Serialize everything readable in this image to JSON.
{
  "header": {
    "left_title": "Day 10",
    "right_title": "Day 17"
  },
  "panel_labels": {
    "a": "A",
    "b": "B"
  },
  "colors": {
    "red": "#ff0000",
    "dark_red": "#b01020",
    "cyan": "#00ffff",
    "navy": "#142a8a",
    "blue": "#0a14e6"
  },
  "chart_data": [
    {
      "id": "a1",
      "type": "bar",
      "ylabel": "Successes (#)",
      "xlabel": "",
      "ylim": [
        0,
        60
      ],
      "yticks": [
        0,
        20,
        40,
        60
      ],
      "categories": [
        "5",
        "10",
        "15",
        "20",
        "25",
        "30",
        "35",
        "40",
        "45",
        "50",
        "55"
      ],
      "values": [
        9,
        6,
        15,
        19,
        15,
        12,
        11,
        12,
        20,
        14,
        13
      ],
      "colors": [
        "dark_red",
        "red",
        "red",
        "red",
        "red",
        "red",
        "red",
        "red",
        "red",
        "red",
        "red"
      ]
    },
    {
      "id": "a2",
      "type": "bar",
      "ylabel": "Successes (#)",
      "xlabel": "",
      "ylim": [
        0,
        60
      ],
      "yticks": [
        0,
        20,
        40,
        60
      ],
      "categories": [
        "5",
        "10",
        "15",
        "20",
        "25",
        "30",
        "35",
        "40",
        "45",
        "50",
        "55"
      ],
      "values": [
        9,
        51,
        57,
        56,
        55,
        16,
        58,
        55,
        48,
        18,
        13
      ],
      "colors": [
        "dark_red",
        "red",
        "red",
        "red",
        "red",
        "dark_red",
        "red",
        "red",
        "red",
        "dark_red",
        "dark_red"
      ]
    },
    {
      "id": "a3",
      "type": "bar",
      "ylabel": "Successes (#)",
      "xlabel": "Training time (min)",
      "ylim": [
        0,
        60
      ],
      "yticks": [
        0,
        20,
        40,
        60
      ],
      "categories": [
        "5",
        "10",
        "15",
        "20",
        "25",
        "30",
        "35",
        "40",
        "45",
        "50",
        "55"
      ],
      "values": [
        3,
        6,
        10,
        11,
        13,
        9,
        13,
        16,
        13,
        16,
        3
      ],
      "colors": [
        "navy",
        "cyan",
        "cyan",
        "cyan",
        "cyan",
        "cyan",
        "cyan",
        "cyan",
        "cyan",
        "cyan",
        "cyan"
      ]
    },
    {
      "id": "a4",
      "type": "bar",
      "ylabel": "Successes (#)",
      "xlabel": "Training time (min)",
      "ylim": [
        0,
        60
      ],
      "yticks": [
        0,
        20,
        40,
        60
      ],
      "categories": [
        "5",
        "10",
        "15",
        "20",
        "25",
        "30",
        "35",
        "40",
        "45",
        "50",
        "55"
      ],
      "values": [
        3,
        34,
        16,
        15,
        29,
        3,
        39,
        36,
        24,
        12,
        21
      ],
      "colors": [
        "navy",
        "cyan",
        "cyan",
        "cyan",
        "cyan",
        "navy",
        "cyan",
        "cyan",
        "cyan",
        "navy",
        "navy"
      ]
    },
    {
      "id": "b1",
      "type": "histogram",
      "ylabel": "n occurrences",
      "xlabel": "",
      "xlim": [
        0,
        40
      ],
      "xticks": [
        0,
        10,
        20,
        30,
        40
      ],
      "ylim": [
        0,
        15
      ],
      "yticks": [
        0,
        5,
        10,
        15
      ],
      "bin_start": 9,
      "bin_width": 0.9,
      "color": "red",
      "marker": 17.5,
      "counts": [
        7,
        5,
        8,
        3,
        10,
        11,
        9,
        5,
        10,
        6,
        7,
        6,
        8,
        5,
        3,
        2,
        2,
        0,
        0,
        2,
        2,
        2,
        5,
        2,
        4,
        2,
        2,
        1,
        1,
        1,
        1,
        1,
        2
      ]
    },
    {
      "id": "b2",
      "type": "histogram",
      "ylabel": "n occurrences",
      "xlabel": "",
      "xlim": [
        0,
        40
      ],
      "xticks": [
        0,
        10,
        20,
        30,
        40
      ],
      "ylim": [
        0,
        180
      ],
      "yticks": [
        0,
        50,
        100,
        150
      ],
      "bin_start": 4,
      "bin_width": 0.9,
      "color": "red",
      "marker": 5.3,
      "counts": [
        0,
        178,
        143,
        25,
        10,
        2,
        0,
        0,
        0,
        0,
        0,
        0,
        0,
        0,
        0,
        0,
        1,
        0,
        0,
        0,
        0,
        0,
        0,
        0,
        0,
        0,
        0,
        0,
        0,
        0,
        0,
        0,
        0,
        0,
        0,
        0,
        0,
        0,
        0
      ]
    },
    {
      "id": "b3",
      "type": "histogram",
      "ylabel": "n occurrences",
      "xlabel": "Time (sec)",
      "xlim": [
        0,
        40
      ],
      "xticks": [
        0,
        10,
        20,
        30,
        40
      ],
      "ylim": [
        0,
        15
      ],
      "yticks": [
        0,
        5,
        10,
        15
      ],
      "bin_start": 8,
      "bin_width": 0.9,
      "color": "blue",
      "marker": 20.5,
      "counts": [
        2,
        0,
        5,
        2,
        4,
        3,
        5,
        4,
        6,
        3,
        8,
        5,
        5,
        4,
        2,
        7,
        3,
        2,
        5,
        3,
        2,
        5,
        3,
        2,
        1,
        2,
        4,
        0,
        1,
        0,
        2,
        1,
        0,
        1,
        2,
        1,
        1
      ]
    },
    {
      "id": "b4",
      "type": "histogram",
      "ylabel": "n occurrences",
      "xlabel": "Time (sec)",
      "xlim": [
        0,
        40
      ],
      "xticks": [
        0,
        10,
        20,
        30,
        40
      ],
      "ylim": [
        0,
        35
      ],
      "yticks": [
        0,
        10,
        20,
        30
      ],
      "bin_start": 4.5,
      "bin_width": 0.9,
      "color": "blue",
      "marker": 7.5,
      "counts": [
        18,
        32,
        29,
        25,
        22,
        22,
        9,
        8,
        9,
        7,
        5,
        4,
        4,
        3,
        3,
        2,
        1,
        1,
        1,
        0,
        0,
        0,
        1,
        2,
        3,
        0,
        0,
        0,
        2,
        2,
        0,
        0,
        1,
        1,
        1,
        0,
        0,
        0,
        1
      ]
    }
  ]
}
--------------------
WHAT IS REQUIRED:
Gather every line from the listing above in which "marker" appears, and copy those lines.

SOLUTION TO THIS TASK:
      "marker": 17.5,
      "marker": 5.3,
      "marker": 20.5,
      "marker": 7.5,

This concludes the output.